| Work required |
Print the following lines verbatim, leaving out every picture.

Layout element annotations

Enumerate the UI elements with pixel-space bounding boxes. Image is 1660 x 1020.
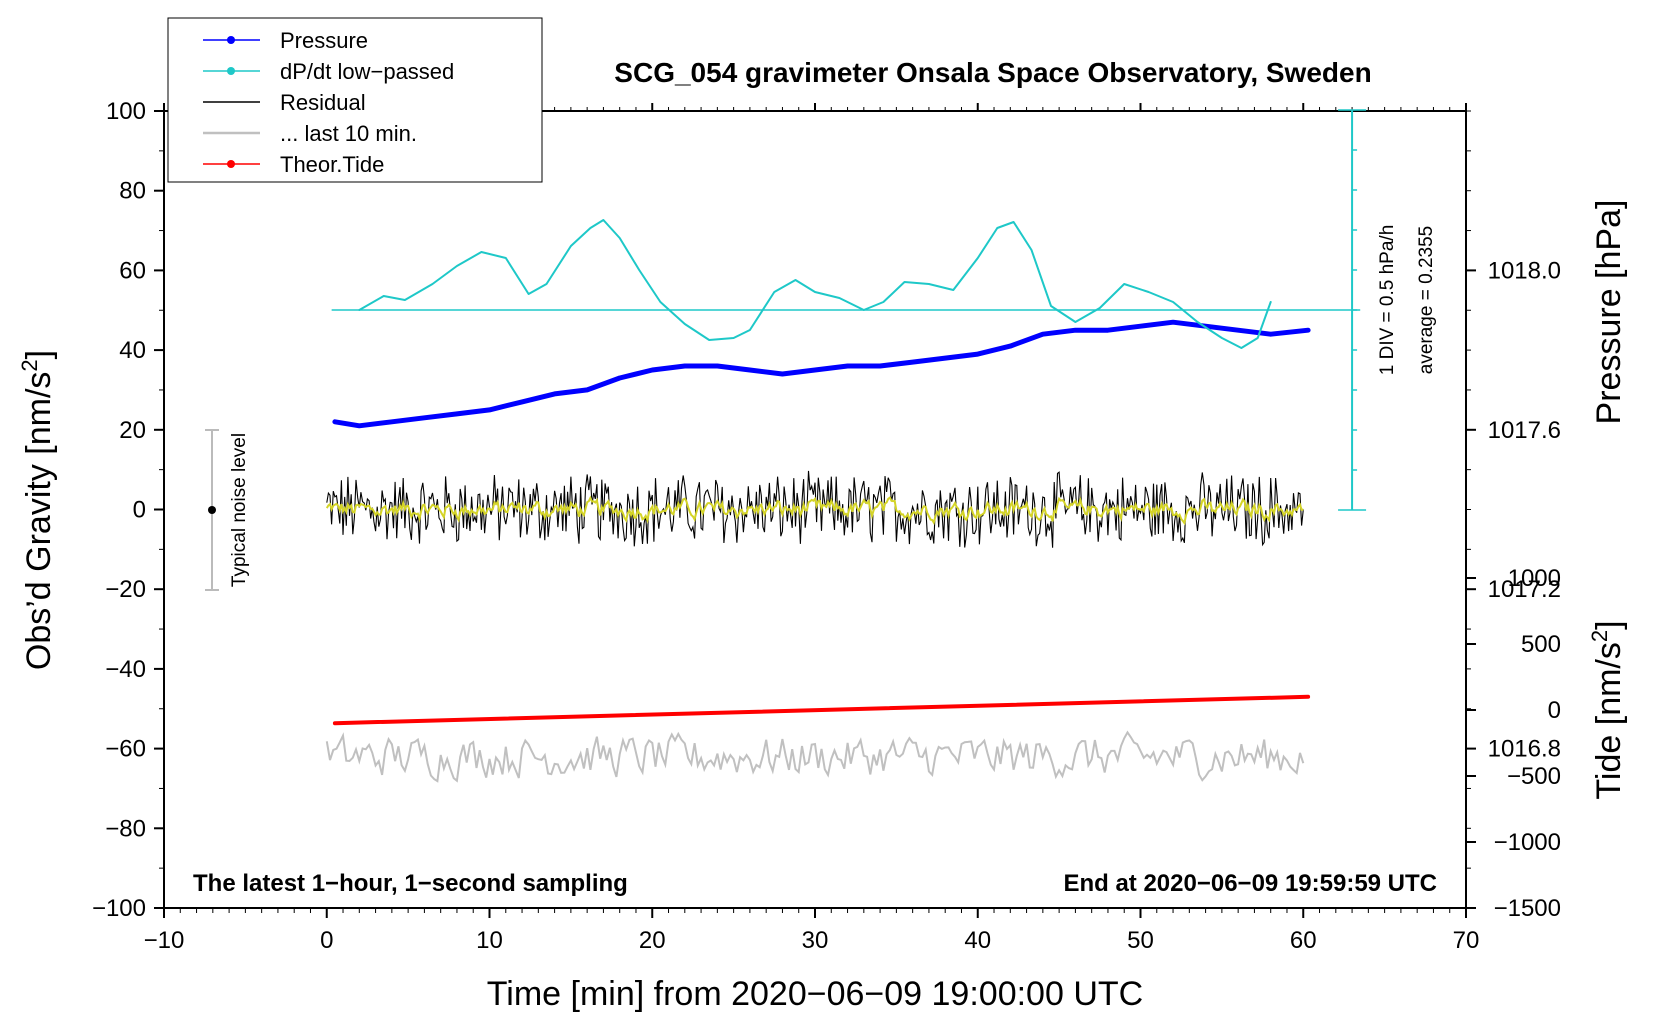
x-tick-label: 60 (1290, 927, 1317, 954)
y-tick-label: 0 (133, 497, 146, 524)
tide-tick-label: −1500 (1494, 895, 1561, 922)
x-axis: −10 0 10 20 30 40 50 60 70 (144, 103, 1480, 954)
x-axis-label: Time [min] from 2020−06−09 19:00:00 UTC (487, 975, 1143, 1013)
legend-marker (227, 67, 235, 75)
series-dp-dt-low-passed (358, 219, 1272, 349)
legend-label: Pressure (280, 28, 368, 53)
y-tick-label: 60 (119, 257, 146, 284)
y-tick-label: −100 (92, 895, 146, 922)
y-axis-gravity: 100 80 60 40 20 0 −20 −40 −60 −80 −100 (92, 98, 164, 922)
legend-label: Theor.Tide (280, 152, 384, 177)
y-tick-label: −80 (105, 815, 146, 842)
residual-series (326, 470, 1304, 548)
legend-marker (227, 36, 235, 44)
y-axis-label-gravity: Obs’d Gravity [nm/s2] (17, 350, 58, 670)
y-tick-label: 20 (119, 417, 146, 444)
annotation-latest-hour: The latest 1−hour, 1−second sampling (193, 870, 628, 897)
y-axis-tide: 1000 500 0 −500 −1000 −1500 (1466, 565, 1561, 922)
legend: Pressure dP/dt low−passed Residual ... last… (167, 17, 543, 183)
series-pressure (332, 319, 1311, 429)
legend-label: Residual (280, 90, 366, 115)
legend-label: ... last 10 min. (280, 121, 417, 146)
noise-level-label: Typical noise level (229, 433, 250, 587)
series-theor-tide (332, 694, 1311, 726)
x-tick-label: 30 (802, 927, 829, 954)
x-tick-label: 40 (964, 927, 991, 954)
noise-level-bar (205, 429, 219, 591)
series-layer (325, 219, 1361, 783)
tide-tick-label: 1000 (1508, 565, 1561, 592)
ddt-average-label: average = 0.2355 (1416, 226, 1437, 374)
x-tick-label: 10 (476, 927, 503, 954)
y-axis-pressure: 1018.0 1017.6 1017.2 1016.8 (1466, 110, 1561, 909)
x-tick-label: 20 (639, 927, 666, 954)
legend-label: dP/dt low−passed (280, 59, 454, 84)
pressure-tick-label: 1017.6 (1488, 417, 1561, 444)
ddt-scale-label: 1 DIV = 0.5 hPa/h (1377, 225, 1398, 376)
y-axis-label-pressure: Pressure [hPa] (1590, 200, 1628, 425)
x-tick-label: 50 (1127, 927, 1154, 954)
residual-smoothed-series (325, 495, 1304, 526)
y-tick-label: 80 (119, 178, 146, 205)
annotation-end-time: End at 2020−06−09 19:59:59 UTC (1063, 870, 1437, 897)
tide-tick-label: 500 (1521, 631, 1561, 658)
y-tick-label: −60 (105, 736, 146, 763)
legend-marker (227, 160, 235, 168)
x-tick-label: −10 (144, 927, 185, 954)
tide-tick-label: 0 (1548, 697, 1561, 724)
residual-last10-series (325, 730, 1305, 783)
chart-title: SCG_054 gravimeter Onsala Space Observat… (614, 57, 1371, 88)
y-axis-label-tide: Tide [nm/s2] (1587, 620, 1628, 799)
pressure-tick-label: 1017.2 (1488, 576, 1561, 603)
y-tick-label: −20 (105, 576, 146, 603)
y-tick-label: 100 (106, 98, 146, 125)
tide-tick-label: −500 (1507, 763, 1561, 790)
y-tick-label: −40 (105, 656, 146, 683)
tide-tick-label: −1000 (1494, 829, 1561, 856)
x-tick-label: 0 (320, 927, 333, 954)
pressure-tick-label: 1016.8 (1488, 736, 1561, 763)
x-tick-label: 70 (1453, 927, 1480, 954)
y-tick-label: 40 (119, 337, 146, 364)
pressure-tick-label: 1018.0 (1488, 257, 1561, 284)
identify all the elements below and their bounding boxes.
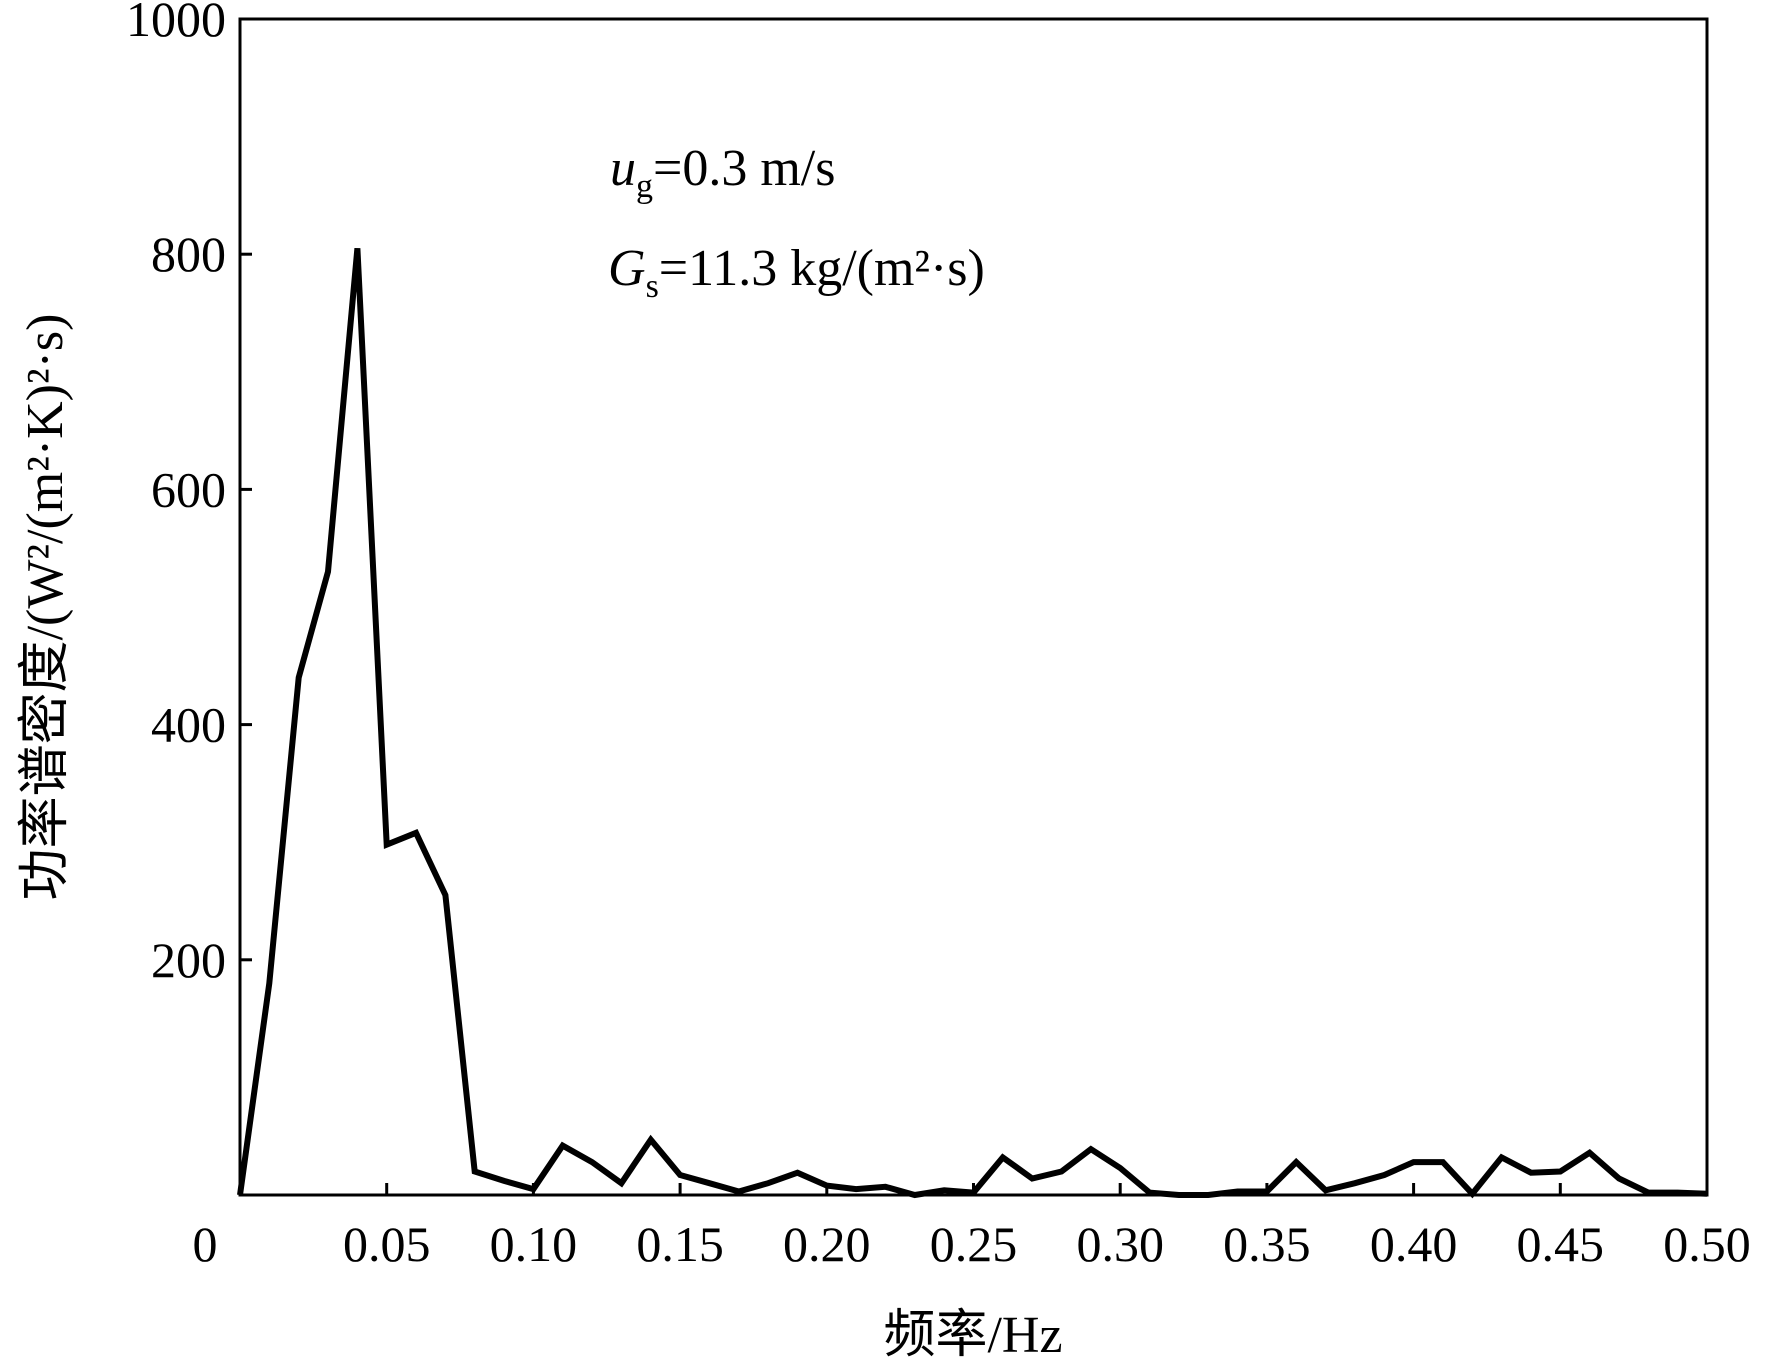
y-tick-label: 800	[151, 226, 226, 282]
x-tick-label: 0.05	[343, 1216, 431, 1272]
y-tick-label: 600	[151, 461, 226, 517]
y-tick-label: 200	[151, 932, 226, 988]
y-tick-label: 1000	[126, 0, 226, 47]
x-tick-label: 0.40	[1370, 1216, 1458, 1272]
x-tick-label: 0.20	[783, 1216, 871, 1272]
y-axis-ticks: 200 400 600 800 1000	[126, 0, 252, 988]
y-axis-title: 功率谱密度/(W²/(m²·K)²·s)	[17, 314, 74, 901]
y-tick-label: 400	[151, 697, 226, 753]
x-tick-label: 0.45	[1517, 1216, 1605, 1272]
x-tick-label: 0.25	[930, 1216, 1018, 1272]
x-axis-ticks: 0 0.05 0.10 0.15 0.20 0.25 0.30 0.35 0.40 0.45 0.5…	[193, 1183, 1751, 1272]
series-layer	[237, 248, 1708, 1199]
x-tick-label: 0	[193, 1216, 218, 1272]
x-tick-label: 0.30	[1076, 1216, 1164, 1272]
x-tick-label: 0.10	[490, 1216, 578, 1272]
x-tick-label: 0.50	[1663, 1216, 1751, 1272]
series-line	[237, 248, 1708, 1199]
annotation-gs: Gs=11.3 kg/(m²·s)	[608, 240, 985, 305]
x-tick-label: 0.35	[1223, 1216, 1311, 1272]
x-axis-title: 频率/Hz	[883, 1307, 1062, 1364]
annotation-ug: ug=0.3 m/s	[610, 140, 835, 205]
x-tick-label: 0.15	[636, 1216, 724, 1272]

| Written response |
Enumerate the UI elements with pixel-space bounding boxes. Image is 1660 x 1020.
x-tick-label: 60 (1290, 927, 1317, 954)
y-tick-label: 0 (133, 497, 146, 524)
tide-tick-label: −1500 (1494, 895, 1561, 922)
x-axis: −10 0 10 20 30 40 50 60 70 (144, 103, 1480, 954)
x-axis-label: Time [min] from 2020−06−09 19:00:00 UTC (487, 975, 1143, 1013)
legend-marker (227, 67, 235, 75)
series-dp-dt-low-passed (358, 219, 1272, 349)
legend-label: Pressure (280, 28, 368, 53)
y-tick-label: 60 (119, 257, 146, 284)
y-tick-label: −100 (92, 895, 146, 922)
y-axis-gravity: 100 80 60 40 20 0 −20 −40 −60 −80 −100 (92, 98, 164, 922)
legend-label: Theor.Tide (280, 152, 384, 177)
y-tick-label: −80 (105, 815, 146, 842)
residual-series (326, 470, 1304, 548)
legend-marker (227, 36, 235, 44)
y-axis-label-gravity: Obs’d Gravity [nm/s2] (17, 350, 58, 670)
y-tick-label: 20 (119, 417, 146, 444)
annotation-latest-hour: The latest 1−hour, 1−second sampling (193, 870, 628, 897)
y-axis-tide: 1000 500 0 −500 −1000 −1500 (1466, 565, 1561, 922)
legend: Pressure dP/dt low−passed Residual ... last… (167, 17, 543, 183)
series-pressure (332, 319, 1311, 429)
legend-label: Residual (280, 90, 366, 115)
legend-label: ... last 10 min. (280, 121, 417, 146)
noise-level-label: Typical noise level (229, 433, 250, 587)
series-theor-tide (332, 694, 1311, 726)
x-tick-label: 30 (802, 927, 829, 954)
x-tick-label: 40 (964, 927, 991, 954)
noise-level-bar (205, 429, 219, 591)
series-layer (325, 219, 1361, 783)
tide-tick-label: 1000 (1508, 565, 1561, 592)
ddt-average-label: average = 0.2355 (1416, 226, 1437, 374)
x-tick-label: 10 (476, 927, 503, 954)
y-axis-pressure: 1018.0 1017.6 1017.2 1016.8 (1466, 110, 1561, 909)
x-tick-label: 20 (639, 927, 666, 954)
legend-label: dP/dt low−passed (280, 59, 454, 84)
pressure-tick-label: 1017.6 (1488, 417, 1561, 444)
ddt-scale-label: 1 DIV = 0.5 hPa/h (1377, 225, 1398, 376)
y-axis-label-pressure: Pressure [hPa] (1590, 200, 1628, 425)
x-tick-label: 50 (1127, 927, 1154, 954)
residual-smoothed-series (325, 495, 1304, 526)
y-tick-label: 80 (119, 178, 146, 205)
annotation-end-time: End at 2020−06−09 19:59:59 UTC (1063, 870, 1437, 897)
tide-tick-label: 500 (1521, 631, 1561, 658)
y-tick-label: −60 (105, 736, 146, 763)
legend-marker (227, 160, 235, 168)
x-tick-label: −10 (144, 927, 185, 954)
tide-tick-label: 0 (1548, 697, 1561, 724)
residual-last10-series (325, 730, 1305, 783)
chart-title: SCG_054 gravimeter Onsala Space Observat… (614, 57, 1371, 88)
y-axis-label-tide: Tide [nm/s2] (1587, 620, 1628, 799)
pressure-tick-label: 1017.2 (1488, 576, 1561, 603)
y-tick-label: −20 (105, 576, 146, 603)
y-tick-label: 100 (106, 98, 146, 125)
tide-tick-label: −500 (1507, 763, 1561, 790)
y-tick-label: −40 (105, 656, 146, 683)
tide-tick-label: −1000 (1494, 829, 1561, 856)
x-tick-label: 0 (320, 927, 333, 954)
pressure-tick-label: 1016.8 (1488, 736, 1561, 763)
x-tick-label: 70 (1453, 927, 1480, 954)
y-tick-label: 40 (119, 337, 146, 364)
pressure-tick-label: 1018.0 (1488, 257, 1561, 284)
identify all the elements below and their bounding boxes.
y-tick-label: 800	[151, 226, 226, 282]
x-tick-label: 0.05	[343, 1216, 431, 1272]
y-tick-label: 600	[151, 461, 226, 517]
y-tick-label: 200	[151, 932, 226, 988]
y-tick-label: 1000	[126, 0, 226, 47]
x-tick-label: 0.40	[1370, 1216, 1458, 1272]
x-tick-label: 0.20	[783, 1216, 871, 1272]
y-axis-ticks: 200 400 600 800 1000	[126, 0, 252, 988]
y-axis-title: 功率谱密度/(W²/(m²·K)²·s)	[17, 314, 74, 901]
y-tick-label: 400	[151, 697, 226, 753]
x-tick-label: 0.45	[1517, 1216, 1605, 1272]
x-tick-label: 0.25	[930, 1216, 1018, 1272]
x-axis-ticks: 0 0.05 0.10 0.15 0.20 0.25 0.30 0.35 0.40 0.45 0.5…	[193, 1183, 1751, 1272]
series-layer	[237, 248, 1708, 1199]
x-tick-label: 0	[193, 1216, 218, 1272]
x-tick-label: 0.30	[1076, 1216, 1164, 1272]
x-tick-label: 0.10	[490, 1216, 578, 1272]
x-tick-label: 0.50	[1663, 1216, 1751, 1272]
series-line	[237, 248, 1708, 1199]
annotation-gs: Gs=11.3 kg/(m²·s)	[608, 240, 985, 305]
x-tick-label: 0.35	[1223, 1216, 1311, 1272]
x-axis-title: 频率/Hz	[883, 1307, 1062, 1364]
annotation-ug: ug=0.3 m/s	[610, 140, 835, 205]
x-tick-label: 0.15	[636, 1216, 724, 1272]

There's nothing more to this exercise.